• [WHAT THE TASK REQUIRES] Please filter the listing below and copy out the lines that hold "Population".

• [SOURCE DATA]
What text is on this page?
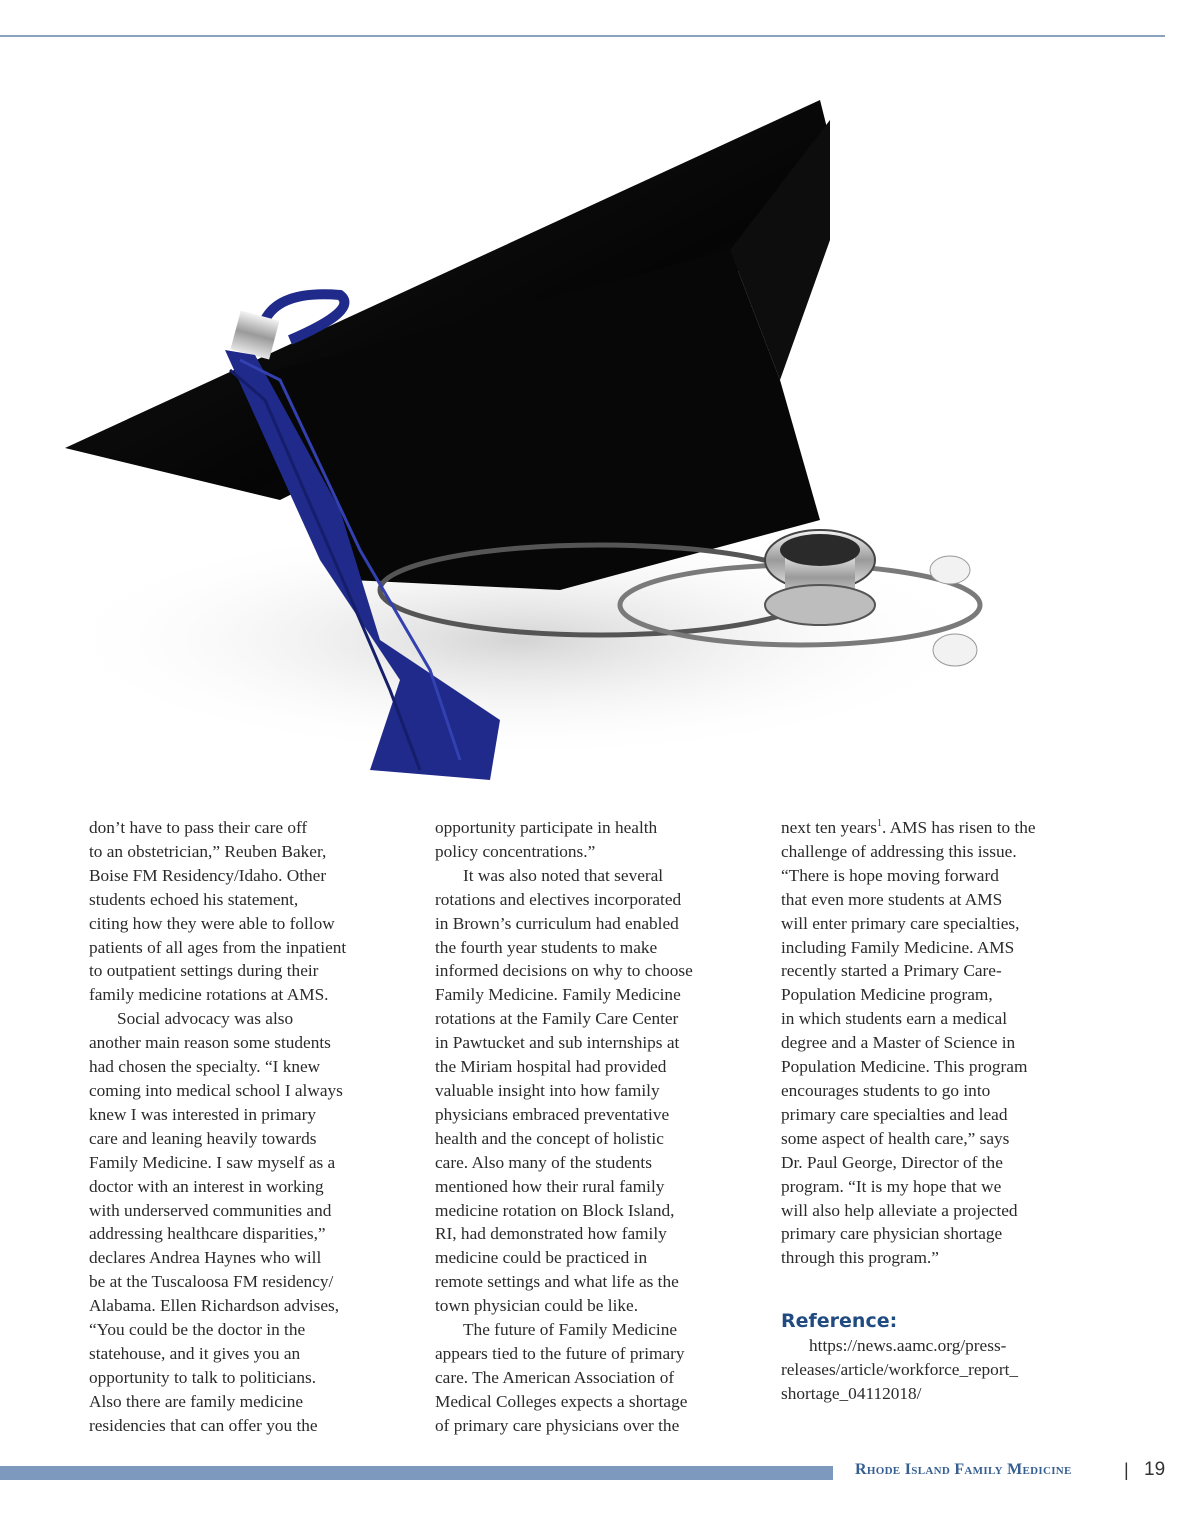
don’t have to pass their care off
to an obstetrician,” Reuben Baker,
Boise FM Residency/Idaho. Other
students echoed his statement,
citing how they were able to follow
patients of all ages from the inpatient
to outpatient settings during their
family medicine rotations at AMS.
Social advocacy was also
another main reason some students
had chosen the specialty. “I knew
coming into medical school I always
knew I was interested in primary
care and leaning heavily towards
Family Medicine. I saw myself as a
doctor with an interest in working
with underserved communities and
addressing healthcare disparities,”
declares Andrea Haynes who will
be at the Tuscaloosa FM residency/
Alabama. Ellen Richardson advises,
“You could be the doctor in the
statehouse, and it gives you an
opportunity to talk to politicians.
Also there are family medicine
residencies that can offer you the
opportunity participate in health
policy concentrations.”
It was also noted that several
rotations and electives incorporated
in Brown’s curriculum had enabled
the fourth year students to make
informed decisions on why to choose
Family Medicine. Family Medicine
rotations at the Family Care Center
in Pawtucket and sub internships at
the Miriam hospital had provided
valuable insight into how family
physicians embraced preventative
health and the concept of holistic
care. Also many of the students
mentioned how their rural family
medicine rotation on Block Island,
RI, had demonstrated how family
medicine could be practiced in
remote settings and what life as the
town physician could be like.
The future of Family Medicine
appears tied to the future of primary
care. The American Association of
Medical Colleges expects a shortage
of primary care physicians over the
next ten years$^1$. AMS has risen to the
challenge of addressing this issue.
“There is hope moving forward
that even more students at AMS
will enter primary care specialties,
including Family Medicine. AMS
recently started a Primary Care-
Population Medicine program,
in which students earn a medical
degree and a Master of Science in
Population Medicine. This program
encourages students to go into
primary care specialties and lead
some aspect of health care,” says
Dr. Paul George, Director of the
program. “It is my hope that we
will also help alleviate a projected
primary care physician shortage
through this program.”
Reference:
https://news.aamc.org/press-
releases/article/workforce_report_
shortage_04112018/
Rhode Island Family Medicine	| 19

• [ANSWER TO THE PROBLEM]
Population Medicine program,
Population Medicine. This program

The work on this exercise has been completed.